── Record set

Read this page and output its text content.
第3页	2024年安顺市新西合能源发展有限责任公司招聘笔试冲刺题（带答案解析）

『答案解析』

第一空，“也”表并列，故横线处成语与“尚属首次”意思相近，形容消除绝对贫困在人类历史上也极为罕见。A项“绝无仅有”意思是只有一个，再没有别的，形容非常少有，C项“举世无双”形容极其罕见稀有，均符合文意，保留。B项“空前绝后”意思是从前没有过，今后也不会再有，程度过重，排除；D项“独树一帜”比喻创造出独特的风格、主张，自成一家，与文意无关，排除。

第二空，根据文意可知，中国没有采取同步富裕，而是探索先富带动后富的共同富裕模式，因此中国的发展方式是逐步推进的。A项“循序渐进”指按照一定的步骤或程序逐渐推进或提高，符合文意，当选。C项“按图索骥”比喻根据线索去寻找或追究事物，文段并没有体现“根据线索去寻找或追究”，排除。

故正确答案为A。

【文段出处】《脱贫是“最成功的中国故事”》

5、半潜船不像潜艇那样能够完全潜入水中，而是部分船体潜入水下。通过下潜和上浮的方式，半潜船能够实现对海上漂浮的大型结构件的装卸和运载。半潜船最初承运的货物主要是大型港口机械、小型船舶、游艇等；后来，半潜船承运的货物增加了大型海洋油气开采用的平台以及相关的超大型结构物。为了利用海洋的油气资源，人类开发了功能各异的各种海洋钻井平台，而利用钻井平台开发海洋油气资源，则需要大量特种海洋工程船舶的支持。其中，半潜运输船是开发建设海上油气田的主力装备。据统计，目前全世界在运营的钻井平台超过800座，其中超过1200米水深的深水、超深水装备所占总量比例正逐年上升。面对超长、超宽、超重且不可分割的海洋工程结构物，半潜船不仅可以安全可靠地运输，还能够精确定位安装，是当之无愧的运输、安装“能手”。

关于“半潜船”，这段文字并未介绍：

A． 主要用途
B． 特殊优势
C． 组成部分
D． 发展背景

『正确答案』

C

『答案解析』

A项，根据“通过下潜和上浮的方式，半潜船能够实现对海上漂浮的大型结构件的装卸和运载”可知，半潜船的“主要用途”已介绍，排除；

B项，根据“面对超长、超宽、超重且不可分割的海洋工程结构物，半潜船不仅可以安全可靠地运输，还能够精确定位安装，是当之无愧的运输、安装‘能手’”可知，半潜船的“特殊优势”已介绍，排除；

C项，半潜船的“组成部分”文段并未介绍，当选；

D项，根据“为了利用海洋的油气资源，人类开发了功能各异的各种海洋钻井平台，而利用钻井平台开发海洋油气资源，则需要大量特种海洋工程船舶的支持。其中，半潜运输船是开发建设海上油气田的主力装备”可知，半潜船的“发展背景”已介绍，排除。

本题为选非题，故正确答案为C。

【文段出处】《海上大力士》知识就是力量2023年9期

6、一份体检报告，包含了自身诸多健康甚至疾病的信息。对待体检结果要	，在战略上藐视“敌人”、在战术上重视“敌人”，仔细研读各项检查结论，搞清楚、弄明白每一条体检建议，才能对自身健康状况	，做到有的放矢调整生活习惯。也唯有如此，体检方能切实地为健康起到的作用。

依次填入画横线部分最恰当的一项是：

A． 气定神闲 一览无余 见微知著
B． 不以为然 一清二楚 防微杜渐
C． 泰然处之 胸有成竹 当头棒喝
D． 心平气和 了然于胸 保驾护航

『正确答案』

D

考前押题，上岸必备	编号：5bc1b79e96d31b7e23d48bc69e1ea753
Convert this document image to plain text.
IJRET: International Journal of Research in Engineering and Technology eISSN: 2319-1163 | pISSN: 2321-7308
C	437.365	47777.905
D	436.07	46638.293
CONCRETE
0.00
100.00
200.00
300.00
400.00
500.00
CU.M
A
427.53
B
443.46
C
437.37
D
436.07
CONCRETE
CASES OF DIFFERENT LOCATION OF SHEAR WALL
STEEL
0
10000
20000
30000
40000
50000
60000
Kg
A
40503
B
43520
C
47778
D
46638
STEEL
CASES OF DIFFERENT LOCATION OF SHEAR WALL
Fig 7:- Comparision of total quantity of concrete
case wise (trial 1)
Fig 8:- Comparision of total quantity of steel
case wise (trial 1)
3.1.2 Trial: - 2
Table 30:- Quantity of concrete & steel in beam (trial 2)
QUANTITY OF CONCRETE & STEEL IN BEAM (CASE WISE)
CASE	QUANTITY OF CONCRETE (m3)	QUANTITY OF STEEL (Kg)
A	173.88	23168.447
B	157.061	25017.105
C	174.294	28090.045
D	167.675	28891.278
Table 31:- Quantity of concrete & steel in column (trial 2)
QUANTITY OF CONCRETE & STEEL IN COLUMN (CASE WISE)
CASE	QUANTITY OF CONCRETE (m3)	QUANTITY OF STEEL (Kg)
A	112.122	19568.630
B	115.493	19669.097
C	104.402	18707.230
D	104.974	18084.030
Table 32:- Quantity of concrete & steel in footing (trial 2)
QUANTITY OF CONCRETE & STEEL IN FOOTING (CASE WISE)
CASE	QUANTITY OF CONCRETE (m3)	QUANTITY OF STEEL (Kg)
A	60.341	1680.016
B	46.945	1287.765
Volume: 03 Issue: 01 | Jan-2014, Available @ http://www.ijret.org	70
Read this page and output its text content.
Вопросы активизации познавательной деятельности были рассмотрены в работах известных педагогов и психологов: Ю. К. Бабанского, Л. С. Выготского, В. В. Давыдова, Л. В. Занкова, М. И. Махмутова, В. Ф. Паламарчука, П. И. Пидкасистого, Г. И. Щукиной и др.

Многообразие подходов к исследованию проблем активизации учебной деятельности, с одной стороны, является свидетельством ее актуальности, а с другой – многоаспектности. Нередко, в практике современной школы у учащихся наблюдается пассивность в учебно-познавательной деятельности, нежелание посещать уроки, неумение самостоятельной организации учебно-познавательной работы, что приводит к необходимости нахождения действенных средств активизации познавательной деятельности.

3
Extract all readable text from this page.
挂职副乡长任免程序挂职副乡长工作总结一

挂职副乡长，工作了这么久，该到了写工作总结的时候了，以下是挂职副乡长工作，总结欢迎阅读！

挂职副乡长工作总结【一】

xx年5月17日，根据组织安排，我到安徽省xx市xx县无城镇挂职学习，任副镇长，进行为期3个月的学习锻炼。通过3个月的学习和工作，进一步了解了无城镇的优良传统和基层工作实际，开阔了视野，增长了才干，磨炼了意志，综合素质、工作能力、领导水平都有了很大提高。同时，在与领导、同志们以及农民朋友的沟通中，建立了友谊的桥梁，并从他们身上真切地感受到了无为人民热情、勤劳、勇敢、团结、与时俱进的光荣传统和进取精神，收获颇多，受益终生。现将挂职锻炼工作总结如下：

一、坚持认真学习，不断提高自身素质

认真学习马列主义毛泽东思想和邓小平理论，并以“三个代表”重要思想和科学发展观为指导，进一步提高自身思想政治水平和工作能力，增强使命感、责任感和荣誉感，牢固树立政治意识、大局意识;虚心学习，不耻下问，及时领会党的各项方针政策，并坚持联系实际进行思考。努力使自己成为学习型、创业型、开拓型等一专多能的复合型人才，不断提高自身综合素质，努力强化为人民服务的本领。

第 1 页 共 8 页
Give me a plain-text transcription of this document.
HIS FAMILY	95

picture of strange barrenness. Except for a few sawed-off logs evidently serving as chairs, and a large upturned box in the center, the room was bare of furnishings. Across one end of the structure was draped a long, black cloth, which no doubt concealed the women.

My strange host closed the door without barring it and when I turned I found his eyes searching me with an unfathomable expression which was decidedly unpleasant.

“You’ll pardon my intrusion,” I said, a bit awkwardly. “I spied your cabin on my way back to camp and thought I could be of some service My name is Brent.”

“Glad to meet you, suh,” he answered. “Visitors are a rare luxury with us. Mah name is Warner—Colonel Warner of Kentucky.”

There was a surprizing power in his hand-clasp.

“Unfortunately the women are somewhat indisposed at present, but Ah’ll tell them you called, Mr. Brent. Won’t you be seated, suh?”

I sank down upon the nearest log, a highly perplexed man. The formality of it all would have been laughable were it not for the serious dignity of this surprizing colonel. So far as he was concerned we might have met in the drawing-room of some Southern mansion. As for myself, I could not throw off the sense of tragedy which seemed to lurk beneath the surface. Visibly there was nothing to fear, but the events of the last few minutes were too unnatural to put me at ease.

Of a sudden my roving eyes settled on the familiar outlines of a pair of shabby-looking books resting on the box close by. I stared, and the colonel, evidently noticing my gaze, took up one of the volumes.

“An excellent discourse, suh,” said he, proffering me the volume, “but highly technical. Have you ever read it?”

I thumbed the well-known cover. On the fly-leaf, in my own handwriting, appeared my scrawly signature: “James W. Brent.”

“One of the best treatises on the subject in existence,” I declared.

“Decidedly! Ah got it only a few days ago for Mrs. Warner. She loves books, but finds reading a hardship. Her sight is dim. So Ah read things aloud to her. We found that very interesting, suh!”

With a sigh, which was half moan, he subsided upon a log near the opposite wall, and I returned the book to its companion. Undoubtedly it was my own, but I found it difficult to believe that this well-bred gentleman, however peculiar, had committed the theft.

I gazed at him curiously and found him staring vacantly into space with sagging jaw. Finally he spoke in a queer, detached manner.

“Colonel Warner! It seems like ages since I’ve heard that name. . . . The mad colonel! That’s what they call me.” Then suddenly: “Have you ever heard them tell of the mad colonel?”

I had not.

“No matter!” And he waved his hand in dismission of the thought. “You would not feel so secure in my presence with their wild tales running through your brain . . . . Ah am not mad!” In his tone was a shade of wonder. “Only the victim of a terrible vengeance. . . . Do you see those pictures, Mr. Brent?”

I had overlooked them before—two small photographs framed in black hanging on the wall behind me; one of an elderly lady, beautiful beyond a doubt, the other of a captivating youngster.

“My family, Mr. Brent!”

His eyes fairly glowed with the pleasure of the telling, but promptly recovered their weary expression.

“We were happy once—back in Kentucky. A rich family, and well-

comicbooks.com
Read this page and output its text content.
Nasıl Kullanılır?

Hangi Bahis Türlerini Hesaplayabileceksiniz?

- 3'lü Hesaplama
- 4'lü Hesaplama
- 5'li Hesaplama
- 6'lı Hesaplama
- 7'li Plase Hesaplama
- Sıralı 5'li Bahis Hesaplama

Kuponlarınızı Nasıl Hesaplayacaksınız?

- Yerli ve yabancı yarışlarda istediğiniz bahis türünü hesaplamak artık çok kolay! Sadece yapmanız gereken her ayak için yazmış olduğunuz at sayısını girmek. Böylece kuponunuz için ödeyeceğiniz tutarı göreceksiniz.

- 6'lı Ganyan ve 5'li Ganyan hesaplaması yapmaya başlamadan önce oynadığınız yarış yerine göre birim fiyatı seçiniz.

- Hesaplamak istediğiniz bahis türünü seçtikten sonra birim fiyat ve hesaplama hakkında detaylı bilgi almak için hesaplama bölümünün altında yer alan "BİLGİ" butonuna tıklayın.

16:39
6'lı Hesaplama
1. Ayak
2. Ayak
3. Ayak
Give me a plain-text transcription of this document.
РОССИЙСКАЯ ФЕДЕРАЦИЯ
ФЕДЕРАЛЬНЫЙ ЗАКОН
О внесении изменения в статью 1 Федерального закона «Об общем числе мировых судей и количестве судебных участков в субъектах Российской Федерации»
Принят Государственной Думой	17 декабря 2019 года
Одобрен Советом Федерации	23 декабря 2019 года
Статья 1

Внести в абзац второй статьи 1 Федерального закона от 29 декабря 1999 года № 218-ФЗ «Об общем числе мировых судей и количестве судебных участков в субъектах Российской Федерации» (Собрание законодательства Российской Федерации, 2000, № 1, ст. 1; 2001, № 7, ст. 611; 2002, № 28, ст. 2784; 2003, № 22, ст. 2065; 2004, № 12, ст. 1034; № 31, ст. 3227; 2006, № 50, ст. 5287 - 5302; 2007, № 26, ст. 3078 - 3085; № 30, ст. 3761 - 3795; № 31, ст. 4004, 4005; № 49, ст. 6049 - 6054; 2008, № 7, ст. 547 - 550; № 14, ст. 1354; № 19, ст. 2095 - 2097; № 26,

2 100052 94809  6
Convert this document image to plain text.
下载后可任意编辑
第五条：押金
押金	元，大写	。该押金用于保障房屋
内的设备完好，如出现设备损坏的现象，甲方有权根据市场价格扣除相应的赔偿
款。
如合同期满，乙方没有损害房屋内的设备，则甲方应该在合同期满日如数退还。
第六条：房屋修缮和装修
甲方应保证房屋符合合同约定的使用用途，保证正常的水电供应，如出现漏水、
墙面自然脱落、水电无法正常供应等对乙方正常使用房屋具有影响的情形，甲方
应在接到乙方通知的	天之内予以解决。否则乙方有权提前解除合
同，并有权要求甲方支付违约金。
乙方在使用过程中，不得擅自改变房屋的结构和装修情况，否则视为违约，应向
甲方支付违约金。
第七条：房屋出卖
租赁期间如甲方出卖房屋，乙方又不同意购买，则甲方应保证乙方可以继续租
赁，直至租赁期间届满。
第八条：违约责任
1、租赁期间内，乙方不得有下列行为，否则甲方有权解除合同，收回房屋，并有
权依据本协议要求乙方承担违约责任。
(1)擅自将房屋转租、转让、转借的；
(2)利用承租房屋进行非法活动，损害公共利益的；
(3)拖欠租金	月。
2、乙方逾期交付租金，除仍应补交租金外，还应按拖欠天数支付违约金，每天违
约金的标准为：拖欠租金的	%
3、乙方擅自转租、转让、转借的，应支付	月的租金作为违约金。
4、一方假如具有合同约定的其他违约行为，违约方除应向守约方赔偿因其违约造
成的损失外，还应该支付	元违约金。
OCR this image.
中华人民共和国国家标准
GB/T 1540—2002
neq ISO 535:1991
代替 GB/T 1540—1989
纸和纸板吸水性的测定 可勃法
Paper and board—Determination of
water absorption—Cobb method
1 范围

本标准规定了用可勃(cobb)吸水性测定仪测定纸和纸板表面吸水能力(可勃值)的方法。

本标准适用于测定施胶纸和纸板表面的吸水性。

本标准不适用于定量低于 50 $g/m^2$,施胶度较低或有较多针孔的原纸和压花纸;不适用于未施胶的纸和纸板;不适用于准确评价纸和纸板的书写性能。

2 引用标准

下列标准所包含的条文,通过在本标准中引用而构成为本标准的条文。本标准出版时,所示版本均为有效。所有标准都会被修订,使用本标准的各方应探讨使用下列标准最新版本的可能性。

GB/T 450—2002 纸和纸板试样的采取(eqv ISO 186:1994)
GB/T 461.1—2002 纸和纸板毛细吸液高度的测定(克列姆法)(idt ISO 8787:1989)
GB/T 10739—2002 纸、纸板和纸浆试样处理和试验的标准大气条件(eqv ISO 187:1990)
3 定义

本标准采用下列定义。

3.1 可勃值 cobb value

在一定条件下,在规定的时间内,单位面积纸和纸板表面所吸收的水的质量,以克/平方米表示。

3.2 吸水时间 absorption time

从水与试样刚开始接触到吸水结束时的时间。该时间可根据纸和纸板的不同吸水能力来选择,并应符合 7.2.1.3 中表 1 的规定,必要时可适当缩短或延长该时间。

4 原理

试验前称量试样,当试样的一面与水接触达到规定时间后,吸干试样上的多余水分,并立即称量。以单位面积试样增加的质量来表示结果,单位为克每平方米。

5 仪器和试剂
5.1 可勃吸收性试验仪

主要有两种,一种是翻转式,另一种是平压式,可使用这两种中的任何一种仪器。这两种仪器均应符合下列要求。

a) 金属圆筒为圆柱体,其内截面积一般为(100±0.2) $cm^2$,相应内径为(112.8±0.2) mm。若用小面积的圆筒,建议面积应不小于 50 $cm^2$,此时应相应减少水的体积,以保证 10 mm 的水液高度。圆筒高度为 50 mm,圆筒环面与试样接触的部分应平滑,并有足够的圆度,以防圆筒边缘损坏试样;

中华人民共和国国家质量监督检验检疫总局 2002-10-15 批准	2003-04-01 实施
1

────

▶ [What the task asks]: Locate the word "birim" in the records above, and return each line that has it.

▶ [Correct output]:
- 6'lı Ganyan ve 5'li Ganyan hesaplaması yapmaya başlamadan önce oynadığınız yarış yerine göre birim fiyatı seçiniz.
- Hesaplamak istediğiniz bahis türünü seçtikten sonra birim fiyat ve hesaplama hakkında detaylı bilgi almak için hesaplama bölümünün altında yer alan "BİLGİ" butonuna tıklayın.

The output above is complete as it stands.